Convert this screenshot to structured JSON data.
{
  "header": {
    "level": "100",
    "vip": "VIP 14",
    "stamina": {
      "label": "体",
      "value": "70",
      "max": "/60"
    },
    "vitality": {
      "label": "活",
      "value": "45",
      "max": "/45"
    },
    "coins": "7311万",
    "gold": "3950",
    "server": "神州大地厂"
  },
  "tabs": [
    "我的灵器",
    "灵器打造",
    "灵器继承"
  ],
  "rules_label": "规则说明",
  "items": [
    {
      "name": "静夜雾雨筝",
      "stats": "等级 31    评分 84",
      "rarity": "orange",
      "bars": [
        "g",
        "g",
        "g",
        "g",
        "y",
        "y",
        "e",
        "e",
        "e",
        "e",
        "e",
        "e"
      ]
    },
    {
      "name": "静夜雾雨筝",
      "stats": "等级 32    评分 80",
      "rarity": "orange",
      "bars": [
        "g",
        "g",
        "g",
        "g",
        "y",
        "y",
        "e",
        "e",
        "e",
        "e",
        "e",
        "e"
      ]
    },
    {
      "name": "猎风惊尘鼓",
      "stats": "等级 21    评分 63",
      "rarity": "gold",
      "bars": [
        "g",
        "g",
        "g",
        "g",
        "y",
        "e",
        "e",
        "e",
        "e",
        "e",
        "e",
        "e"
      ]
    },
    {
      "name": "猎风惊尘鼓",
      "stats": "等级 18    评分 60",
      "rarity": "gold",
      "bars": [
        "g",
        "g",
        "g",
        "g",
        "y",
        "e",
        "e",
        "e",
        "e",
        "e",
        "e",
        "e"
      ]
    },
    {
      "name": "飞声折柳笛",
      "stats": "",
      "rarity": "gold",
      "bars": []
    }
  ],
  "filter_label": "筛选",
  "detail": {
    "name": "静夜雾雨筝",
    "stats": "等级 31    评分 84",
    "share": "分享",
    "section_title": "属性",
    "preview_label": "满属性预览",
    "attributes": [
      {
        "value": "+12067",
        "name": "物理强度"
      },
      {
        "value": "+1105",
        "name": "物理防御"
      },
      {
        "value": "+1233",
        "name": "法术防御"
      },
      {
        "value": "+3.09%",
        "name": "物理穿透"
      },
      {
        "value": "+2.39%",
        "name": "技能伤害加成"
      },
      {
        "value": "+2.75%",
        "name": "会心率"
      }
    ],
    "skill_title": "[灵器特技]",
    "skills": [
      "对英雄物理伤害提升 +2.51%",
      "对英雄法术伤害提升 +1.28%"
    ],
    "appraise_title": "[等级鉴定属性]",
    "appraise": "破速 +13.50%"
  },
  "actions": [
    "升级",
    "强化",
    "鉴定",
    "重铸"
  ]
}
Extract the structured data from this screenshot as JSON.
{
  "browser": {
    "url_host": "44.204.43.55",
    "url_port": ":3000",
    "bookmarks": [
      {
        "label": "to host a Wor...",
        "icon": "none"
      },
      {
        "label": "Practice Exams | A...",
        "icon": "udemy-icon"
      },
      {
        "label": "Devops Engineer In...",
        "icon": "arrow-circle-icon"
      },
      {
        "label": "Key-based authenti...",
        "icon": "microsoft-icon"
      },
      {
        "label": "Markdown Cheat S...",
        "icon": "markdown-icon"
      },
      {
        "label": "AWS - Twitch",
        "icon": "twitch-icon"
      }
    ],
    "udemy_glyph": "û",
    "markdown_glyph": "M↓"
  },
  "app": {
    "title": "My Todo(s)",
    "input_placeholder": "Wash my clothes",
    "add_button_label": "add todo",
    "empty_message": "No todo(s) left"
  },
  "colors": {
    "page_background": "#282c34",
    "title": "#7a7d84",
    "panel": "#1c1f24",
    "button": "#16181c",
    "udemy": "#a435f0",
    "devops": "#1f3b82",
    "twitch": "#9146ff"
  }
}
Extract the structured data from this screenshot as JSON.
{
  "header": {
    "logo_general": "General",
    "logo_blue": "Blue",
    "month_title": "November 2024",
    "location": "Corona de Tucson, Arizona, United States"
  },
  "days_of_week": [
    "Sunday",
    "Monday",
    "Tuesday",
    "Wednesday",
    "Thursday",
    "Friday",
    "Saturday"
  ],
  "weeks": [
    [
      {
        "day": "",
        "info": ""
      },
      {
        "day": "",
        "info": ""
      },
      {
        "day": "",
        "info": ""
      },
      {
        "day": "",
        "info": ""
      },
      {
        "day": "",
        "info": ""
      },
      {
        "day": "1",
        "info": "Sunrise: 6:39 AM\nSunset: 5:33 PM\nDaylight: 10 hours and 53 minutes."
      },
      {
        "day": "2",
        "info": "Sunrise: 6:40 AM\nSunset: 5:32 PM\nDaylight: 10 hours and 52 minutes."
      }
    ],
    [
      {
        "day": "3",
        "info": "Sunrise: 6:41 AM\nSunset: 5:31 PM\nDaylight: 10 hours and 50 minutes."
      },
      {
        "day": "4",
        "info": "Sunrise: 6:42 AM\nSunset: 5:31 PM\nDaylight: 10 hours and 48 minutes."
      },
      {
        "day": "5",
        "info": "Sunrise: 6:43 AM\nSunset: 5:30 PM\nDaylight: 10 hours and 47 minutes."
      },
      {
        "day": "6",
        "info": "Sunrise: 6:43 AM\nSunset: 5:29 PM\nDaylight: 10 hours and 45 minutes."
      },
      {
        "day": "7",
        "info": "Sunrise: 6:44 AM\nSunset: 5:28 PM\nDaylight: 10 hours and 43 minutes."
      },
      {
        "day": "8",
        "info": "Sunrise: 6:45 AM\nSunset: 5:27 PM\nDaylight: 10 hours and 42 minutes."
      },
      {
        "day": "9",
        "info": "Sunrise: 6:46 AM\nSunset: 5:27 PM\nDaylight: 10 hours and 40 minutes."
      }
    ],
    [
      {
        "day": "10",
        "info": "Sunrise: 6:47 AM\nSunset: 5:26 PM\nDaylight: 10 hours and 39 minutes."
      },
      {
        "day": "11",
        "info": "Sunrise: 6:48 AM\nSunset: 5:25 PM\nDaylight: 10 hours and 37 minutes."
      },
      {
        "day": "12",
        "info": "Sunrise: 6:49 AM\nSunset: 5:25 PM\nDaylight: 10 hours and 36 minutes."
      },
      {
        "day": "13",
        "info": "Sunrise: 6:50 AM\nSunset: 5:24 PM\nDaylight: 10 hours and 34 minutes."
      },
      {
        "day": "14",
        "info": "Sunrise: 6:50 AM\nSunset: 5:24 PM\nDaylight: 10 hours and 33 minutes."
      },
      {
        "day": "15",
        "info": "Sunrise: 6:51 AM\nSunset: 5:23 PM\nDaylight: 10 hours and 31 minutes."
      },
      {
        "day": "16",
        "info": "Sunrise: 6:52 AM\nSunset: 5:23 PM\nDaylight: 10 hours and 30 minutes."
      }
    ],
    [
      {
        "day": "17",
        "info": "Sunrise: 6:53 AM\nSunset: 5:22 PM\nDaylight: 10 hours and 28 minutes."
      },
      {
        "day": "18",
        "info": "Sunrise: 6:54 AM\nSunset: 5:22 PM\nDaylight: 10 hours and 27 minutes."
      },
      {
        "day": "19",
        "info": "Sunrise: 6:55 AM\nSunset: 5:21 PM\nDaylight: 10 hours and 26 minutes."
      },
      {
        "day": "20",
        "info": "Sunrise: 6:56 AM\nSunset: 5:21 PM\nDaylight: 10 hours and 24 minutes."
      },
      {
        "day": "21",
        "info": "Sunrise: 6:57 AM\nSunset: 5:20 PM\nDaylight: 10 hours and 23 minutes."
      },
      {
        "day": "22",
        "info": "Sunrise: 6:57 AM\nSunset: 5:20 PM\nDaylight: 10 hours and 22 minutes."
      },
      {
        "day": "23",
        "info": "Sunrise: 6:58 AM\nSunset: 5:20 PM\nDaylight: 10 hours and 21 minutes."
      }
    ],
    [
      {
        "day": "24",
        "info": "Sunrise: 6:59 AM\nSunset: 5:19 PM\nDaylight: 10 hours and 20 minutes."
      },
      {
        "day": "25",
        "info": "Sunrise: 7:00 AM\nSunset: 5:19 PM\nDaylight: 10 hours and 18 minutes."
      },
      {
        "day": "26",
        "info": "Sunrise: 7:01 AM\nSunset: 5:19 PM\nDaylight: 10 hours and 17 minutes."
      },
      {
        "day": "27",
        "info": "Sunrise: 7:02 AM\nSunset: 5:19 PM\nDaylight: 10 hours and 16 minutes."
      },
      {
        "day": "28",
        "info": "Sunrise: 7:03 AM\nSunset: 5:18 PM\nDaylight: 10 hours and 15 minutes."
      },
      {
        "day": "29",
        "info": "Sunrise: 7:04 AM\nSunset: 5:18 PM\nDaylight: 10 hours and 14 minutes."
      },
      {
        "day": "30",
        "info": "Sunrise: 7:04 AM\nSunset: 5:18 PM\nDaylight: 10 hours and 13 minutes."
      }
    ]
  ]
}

Work instructions ▸
Where a line contains the string "stats", extract that line.

Written answer ▸
      "stats": "等级 31    评分 84",
      "stats": "等级 32    评分 80",
      "stats": "等级 21    评分 63",
      "stats": "等级 18    评分 60",
      "stats": "",
    "stats": "等级 31    评分 84",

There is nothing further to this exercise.